• Exercise requirements: Answer with a single number: the count of lines that hold "FOCUS".

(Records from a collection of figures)
╭──
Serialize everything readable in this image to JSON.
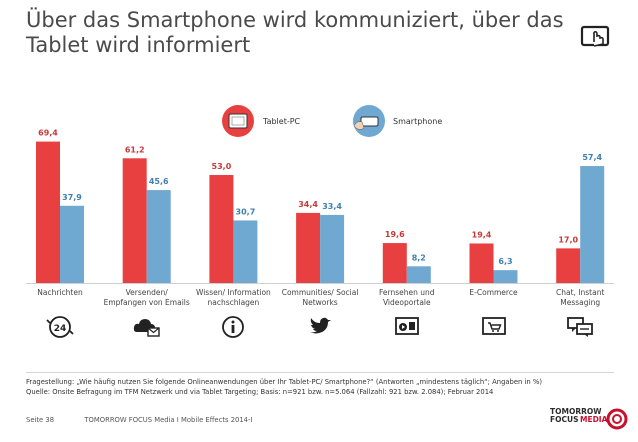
{
  "title": {
    "line1": "Über das Smartphone wird kommuniziert, über das",
    "line2": "Tablet wird informiert"
  },
  "legend": {
    "tablet_label": "Tablet-PC",
    "smartphone_label": "Smartphone"
  },
  "colors": {
    "tablet": "#e84040",
    "smartphone": "#6fa8d0",
    "tablet_label": "#c43a3a",
    "smartphone_label": "#3f7fae"
  },
  "chart_data": {
    "type": "bar",
    "categories": [
      [
        "Nachrichten"
      ],
      [
        "Versenden/",
        "Empfangen von Emails"
      ],
      [
        "Wissen/ Information",
        "nachschlagen"
      ],
      [
        "Communities/ Social",
        "Networks"
      ],
      [
        "Fernsehen und",
        "Videoportale"
      ],
      [
        "E-Commerce"
      ],
      [
        "Chat, Instant",
        "Messaging"
      ]
    ],
    "category_icons": [
      "news-24-icon",
      "cloud-email-icon",
      "info-icon",
      "twitter-bird-icon",
      "video-play-icon",
      "ecommerce-cart-icon",
      "chat-bubbles-icon"
    ],
    "series": [
      {
        "name": "Tablet-PC",
        "values": [
          69.4,
          61.2,
          53.0,
          34.4,
          19.6,
          19.4,
          17.0
        ],
        "labels": [
          "69,4",
          "61,2",
          "53,0",
          "34,4",
          "19,6",
          "19,4",
          "17,0"
        ]
      },
      {
        "name": "Smartphone",
        "values": [
          37.9,
          45.6,
          30.7,
          33.4,
          8.2,
          6.3,
          57.4
        ],
        "labels": [
          "37,9",
          "45,6",
          "30,7",
          "33,4",
          "8,2",
          "6,3",
          "57,4"
        ]
      }
    ],
    "ylim": [
      0,
      80
    ],
    "grid": false,
    "legend_position": "top-center"
  },
  "footer": {
    "question": "Fragestellung: „Wie häufig nutzen Sie folgende Onlineanwendungen über Ihr Tablet-PC/ Smartphone?“ (Antworten „mindestens täglich“; Angaben in %)",
    "source": "Quelle: Onsite Befragung im TFM Netzwerk und via Tablet Targeting; Basis: n=921 bzw. n=5.064 (Fallzahl: 921 bzw. 2.084); Februar 2014",
    "page": "Seite 38",
    "report": "TOMORROW FOCUS Media  I  Mobile Effects 2014-I"
  },
  "logo": {
    "line1": "TOMORROW",
    "line2a": "FOCUS",
    "line2b": "MEDIA"
  }
}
╰──
• Response to the exercise: 2